Data records:
* START *

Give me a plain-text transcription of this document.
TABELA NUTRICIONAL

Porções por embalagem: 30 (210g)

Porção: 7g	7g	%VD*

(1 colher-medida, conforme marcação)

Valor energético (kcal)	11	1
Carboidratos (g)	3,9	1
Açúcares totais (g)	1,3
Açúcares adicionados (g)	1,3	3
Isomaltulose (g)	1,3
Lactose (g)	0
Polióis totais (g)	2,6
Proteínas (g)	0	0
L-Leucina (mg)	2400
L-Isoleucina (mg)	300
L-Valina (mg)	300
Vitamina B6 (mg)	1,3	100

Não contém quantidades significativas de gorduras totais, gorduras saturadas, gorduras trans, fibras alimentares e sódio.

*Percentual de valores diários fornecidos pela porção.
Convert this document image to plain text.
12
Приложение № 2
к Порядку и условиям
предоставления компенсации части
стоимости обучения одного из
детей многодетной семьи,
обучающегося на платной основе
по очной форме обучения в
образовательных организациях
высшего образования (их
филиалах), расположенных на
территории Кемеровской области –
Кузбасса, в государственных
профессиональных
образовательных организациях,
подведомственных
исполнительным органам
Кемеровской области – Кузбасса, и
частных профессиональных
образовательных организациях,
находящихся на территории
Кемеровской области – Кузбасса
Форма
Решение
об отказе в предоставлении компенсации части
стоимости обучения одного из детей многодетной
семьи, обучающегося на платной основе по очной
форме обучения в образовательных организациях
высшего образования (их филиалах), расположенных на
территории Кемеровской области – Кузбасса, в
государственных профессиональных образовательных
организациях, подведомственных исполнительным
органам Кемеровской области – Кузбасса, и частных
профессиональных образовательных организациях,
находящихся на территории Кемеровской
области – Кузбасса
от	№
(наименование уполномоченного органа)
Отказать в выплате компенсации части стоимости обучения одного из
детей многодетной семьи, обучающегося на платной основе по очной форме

* END *
* START *

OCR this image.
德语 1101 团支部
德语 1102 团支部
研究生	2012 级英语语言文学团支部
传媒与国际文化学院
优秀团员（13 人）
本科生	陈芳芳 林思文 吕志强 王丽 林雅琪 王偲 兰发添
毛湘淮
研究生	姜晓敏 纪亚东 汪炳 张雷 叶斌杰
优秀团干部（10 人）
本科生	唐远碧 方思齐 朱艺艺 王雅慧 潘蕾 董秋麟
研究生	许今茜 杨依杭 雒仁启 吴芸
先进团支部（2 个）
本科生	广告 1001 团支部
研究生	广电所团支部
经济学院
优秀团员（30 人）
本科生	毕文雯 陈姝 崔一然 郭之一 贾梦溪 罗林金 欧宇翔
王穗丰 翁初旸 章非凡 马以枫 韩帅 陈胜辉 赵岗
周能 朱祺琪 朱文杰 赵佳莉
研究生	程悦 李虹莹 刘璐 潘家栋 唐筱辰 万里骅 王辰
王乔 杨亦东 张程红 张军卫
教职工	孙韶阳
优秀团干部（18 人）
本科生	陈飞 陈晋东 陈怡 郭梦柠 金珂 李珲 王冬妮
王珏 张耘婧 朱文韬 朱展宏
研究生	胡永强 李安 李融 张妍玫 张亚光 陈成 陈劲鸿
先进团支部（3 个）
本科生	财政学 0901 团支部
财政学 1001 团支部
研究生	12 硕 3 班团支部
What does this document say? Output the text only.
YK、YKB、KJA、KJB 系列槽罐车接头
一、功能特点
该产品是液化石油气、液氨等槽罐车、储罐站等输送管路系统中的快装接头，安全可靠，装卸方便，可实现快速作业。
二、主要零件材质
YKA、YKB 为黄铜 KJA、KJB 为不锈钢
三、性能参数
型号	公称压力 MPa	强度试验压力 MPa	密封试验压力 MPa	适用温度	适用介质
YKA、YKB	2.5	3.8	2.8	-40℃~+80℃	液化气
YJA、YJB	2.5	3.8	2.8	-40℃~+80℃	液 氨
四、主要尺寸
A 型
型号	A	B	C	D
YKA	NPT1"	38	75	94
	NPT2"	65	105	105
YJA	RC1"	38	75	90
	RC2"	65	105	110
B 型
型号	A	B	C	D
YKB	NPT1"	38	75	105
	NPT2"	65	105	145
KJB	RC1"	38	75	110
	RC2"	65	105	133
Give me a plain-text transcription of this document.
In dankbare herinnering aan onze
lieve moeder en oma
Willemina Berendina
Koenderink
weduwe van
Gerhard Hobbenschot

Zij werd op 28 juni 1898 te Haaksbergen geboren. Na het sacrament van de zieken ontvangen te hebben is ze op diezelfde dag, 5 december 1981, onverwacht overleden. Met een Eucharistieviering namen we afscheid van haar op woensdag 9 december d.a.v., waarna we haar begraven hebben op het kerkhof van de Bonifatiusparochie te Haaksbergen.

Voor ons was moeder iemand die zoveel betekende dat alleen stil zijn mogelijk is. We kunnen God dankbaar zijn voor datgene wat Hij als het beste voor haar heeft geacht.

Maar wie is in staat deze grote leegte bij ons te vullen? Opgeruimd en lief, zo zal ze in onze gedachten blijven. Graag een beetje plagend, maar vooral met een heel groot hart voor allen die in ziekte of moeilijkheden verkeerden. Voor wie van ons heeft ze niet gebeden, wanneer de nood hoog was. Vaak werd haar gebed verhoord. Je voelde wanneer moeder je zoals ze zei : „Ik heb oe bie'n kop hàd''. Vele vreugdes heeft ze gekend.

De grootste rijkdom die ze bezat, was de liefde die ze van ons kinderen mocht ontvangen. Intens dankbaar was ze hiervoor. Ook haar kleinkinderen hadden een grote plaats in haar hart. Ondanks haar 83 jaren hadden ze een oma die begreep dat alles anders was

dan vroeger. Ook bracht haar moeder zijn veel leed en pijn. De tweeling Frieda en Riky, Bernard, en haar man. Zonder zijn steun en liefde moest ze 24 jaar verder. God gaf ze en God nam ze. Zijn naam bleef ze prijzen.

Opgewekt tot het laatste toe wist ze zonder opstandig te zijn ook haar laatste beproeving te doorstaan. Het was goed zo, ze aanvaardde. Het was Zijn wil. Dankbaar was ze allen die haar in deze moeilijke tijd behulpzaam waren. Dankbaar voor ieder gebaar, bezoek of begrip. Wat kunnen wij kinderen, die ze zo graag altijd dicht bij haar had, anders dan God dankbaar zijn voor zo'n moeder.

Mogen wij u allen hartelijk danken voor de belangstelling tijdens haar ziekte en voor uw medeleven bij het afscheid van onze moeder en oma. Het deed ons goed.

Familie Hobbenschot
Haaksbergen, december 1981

* END *

Problem description »
Copy all lines from the entries that contain the word "totais".

Exercise output »
Açúcares totais (g)	1,3
Polióis totais (g)	2,6
Não contém quantidades significativas de gorduras totais, gorduras saturadas, gorduras trans, fibras alimentares e sódio.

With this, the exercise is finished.